SET PROBLEM —
Reproduce each of the following records verbatim, line for line.

========================================

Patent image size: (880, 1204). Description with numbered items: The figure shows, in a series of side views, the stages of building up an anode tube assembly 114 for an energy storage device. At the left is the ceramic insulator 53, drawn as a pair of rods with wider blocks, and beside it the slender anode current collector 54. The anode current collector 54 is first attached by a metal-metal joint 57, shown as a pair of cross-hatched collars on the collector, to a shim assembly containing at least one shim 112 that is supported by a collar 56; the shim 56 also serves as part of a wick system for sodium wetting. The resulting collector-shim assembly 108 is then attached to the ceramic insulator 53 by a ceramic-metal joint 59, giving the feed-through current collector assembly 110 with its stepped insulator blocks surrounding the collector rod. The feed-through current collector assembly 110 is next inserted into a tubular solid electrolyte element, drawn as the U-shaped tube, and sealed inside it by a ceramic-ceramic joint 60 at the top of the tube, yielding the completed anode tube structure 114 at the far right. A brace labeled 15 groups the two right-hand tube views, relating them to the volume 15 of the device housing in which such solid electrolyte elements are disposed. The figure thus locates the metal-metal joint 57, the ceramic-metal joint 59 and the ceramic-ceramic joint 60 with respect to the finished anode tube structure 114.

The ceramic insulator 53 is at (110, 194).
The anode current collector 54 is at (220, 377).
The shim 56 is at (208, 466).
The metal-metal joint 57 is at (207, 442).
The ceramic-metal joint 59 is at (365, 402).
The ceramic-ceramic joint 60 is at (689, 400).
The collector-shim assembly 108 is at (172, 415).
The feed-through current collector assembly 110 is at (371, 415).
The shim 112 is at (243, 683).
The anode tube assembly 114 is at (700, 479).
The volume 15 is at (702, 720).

========================================

THE RESULT —
Patent image size: (880, 1204). Description with numbered items: The figure shows, in a series of side views, the stages of building up an anode tube assembly 114 for an energy storage device. At the left is the ceramic insulator 53, drawn as a pair of rods with wider blocks, and beside it the slender anode current collector 54. The anode current collector 54 is first attached by a metal-metal joint 57, shown as a pair of cross-hatched collars on the collector, to a shim assembly containing at least one shim 112 that is supported by a collar 56; the shim 56 also serves as part of a wick system for sodium wetting. The resulting collector-shim assembly 108 is then attached to the ceramic insulator 53 by a ceramic-metal joint 59, giving the feed-through current collector assembly 110 with its stepped insulator blocks surrounding the collector rod. The feed-through current collector assembly 110 is next inserted into a tubular solid electrolyte element, drawn as the U-shaped tube, and sealed inside it by a ceramic-ceramic joint 60 at the top of the tube, yielding the completed anode tube structure 114 at the far right. A brace labeled 15 groups the two right-hand tube views, relating them to the volume 15 of the device housing in which such solid electrolyte elements are disposed. The figure thus locates the metal-metal joint 57, the ceramic-metal joint 59 and the ceramic-ceramic joint 60 with respect to the finished anode tube structure 114.

The ceramic insulator 53 is at (110, 194).
The anode current collector 54 is at (220, 377).
The shim 56 is at (208, 466).
The metal-metal joint 57 is at (207, 442).
The ceramic-metal joint 59 is at (365, 402).
The ceramic-ceramic joint 60 is at (689, 400).
The collector-shim assembly 108 is at (172, 415).
The feed-through current collector assembly 110 is at (371, 415).
The shim 112 is at (243, 683).
The anode tube assembly 114 is at (700, 479).
The volume 15 is at (702, 720).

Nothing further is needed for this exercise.